→ **Task statement**
Transcribe the records exactly. Pictures do not belong in the transcription.

→ **Provided material**
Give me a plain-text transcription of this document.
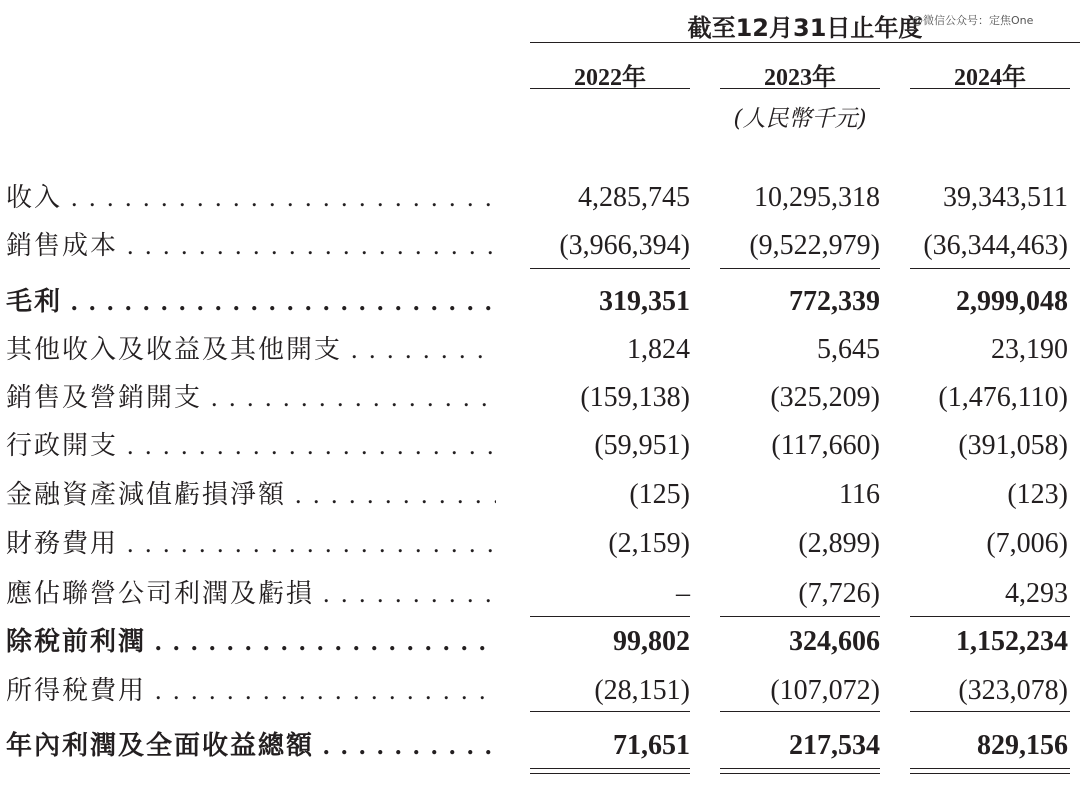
截至12月31日止年度
@微信公众号：定焦One
2022年	2023年	2024年
(人民幣千元)
收入 . . .	4,285,745	10,295,318	39,343,511
銷售成本 . . .	(3,966,394)	(9,522,979)	(36,344,463)
毛利 . . .	319,351	772,339	2,999,048
其他收入及收益及其他開支 . . .	1,824	5,645	23,190
銷售及營銷開支 . . .	(159,138)	(325,209)	(1,476,110)
行政開支 . . .	(59,951)	(117,660)	(391,058)
金融資產減值虧損淨額 . . .	(125)	116	(123)
財務費用 . . .	(2,159)	(2,899)	(7,006)
應佔聯營公司利潤及虧損 . . .	–	(7,726)	4,293
除稅前利潤 . . .	99,802	324,606	1,152,234
所得稅費用 . . .	(28,151)	(107,072)	(323,078)
年內利潤及全面收益總額 . . .	71,651	217,534	829,156
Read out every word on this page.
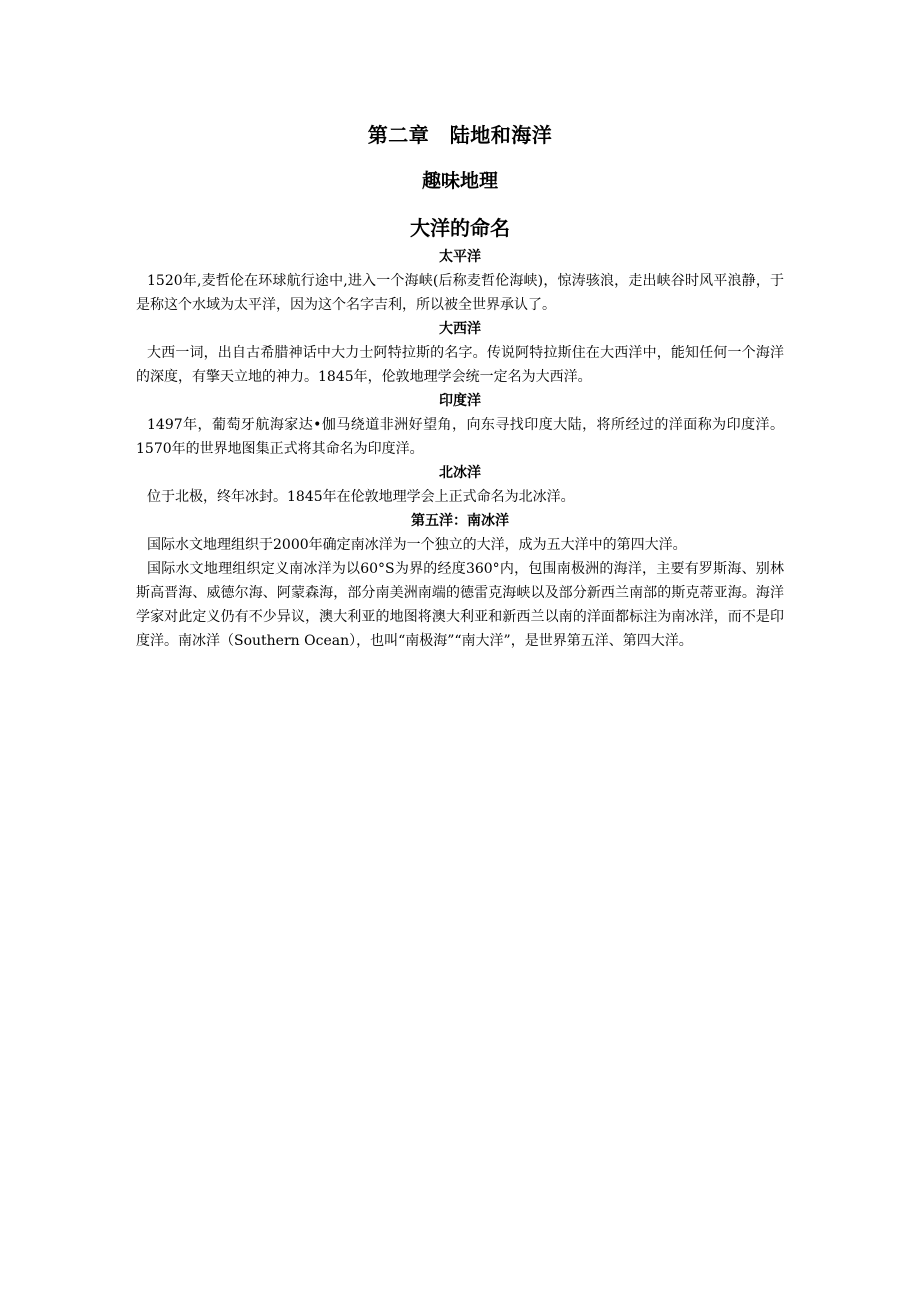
第二章　陆地和海洋
趣味地理
大洋的命名
太平洋

1520年,麦哲伦在环球航行途中,进入一个海峡(后称麦哲伦海峡)，惊涛骇浪，走出峡谷时风平浪静，于是称这个水域为太平洋，因为这个名字吉利，所以被全世界承认了。

大西洋

大西一词，出自古希腊神话中大力士阿特拉斯的名字。传说阿特拉斯住在大西洋中，能知任何一个海洋的深度，有擎天立地的神力。1845年，伦敦地理学会统一定名为大西洋。

印度洋

1497年，葡萄牙航海家达•伽马绕道非洲好望角，向东寻找印度大陆，将所经过的洋面称为印度洋。1570年的世界地图集正式将其命名为印度洋。

北冰洋

位于北极，终年冰封。1845年在伦敦地理学会上正式命名为北冰洋。

第五洋：南冰洋

国际水文地理组织于2000年确定南冰洋为一个独立的大洋，成为五大洋中的第四大洋。

国际水文地理组织定义南冰洋为以60°S为界的经度360°内，包围南极洲的海洋，主要有罗斯海、别林斯高晋海、威德尔海、阿蒙森海，部分南美洲南端的德雷克海峡以及部分新西兰南部的斯克蒂亚海。海洋学家对此定义仍有不少异议，澳大利亚的地图将澳大利亚和新西兰以南的洋面都标注为南冰洋，而不是印度洋。南冰洋（Southern Ocean），也叫“南极海”“南大洋”，是世界第五洋、第四大洋。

→ **Result of the task**
Give me a plain-text transcription of this document.
截至12月31日止年度
@微信公众号：定焦One
2022年	2023年	2024年
(人民幣千元)
收入 . . .	4,285,745	10,295,318	39,343,511
銷售成本 . . .	(3,966,394)	(9,522,979)	(36,344,463)
毛利 . . .	319,351	772,339	2,999,048
其他收入及收益及其他開支 . . .	1,824	5,645	23,190
銷售及營銷開支 . . .	(159,138)	(325,209)	(1,476,110)
行政開支 . . .	(59,951)	(117,660)	(391,058)
金融資產減值虧損淨額 . . .	(125)	116	(123)
財務費用 . . .	(2,159)	(2,899)	(7,006)
應佔聯營公司利潤及虧損 . . .	–	(7,726)	4,293
除稅前利潤 . . .	99,802	324,606	1,152,234
所得稅費用 . . .	(28,151)	(107,072)	(323,078)
年內利潤及全面收益總額 . . .	71,651	217,534	829,156
Read out every word on this page.
第二章　陆地和海洋
趣味地理
大洋的命名
太平洋

1520年,麦哲伦在环球航行途中,进入一个海峡(后称麦哲伦海峡)，惊涛骇浪，走出峡谷时风平浪静，于是称这个水域为太平洋，因为这个名字吉利，所以被全世界承认了。

大西洋

大西一词，出自古希腊神话中大力士阿特拉斯的名字。传说阿特拉斯住在大西洋中，能知任何一个海洋的深度，有擎天立地的神力。1845年，伦敦地理学会统一定名为大西洋。

印度洋

1497年，葡萄牙航海家达•伽马绕道非洲好望角，向东寻找印度大陆，将所经过的洋面称为印度洋。1570年的世界地图集正式将其命名为印度洋。

北冰洋

位于北极，终年冰封。1845年在伦敦地理学会上正式命名为北冰洋。

第五洋：南冰洋

国际水文地理组织于2000年确定南冰洋为一个独立的大洋，成为五大洋中的第四大洋。

国际水文地理组织定义南冰洋为以60°S为界的经度360°内，包围南极洲的海洋，主要有罗斯海、别林斯高晋海、威德尔海、阿蒙森海，部分南美洲南端的德雷克海峡以及部分新西兰南部的斯克蒂亚海。海洋学家对此定义仍有不少异议，澳大利亚的地图将澳大利亚和新西兰以南的洋面都标注为南冰洋，而不是印度洋。南冰洋（Southern Ocean），也叫“南极海”“南大洋”，是世界第五洋、第四大洋。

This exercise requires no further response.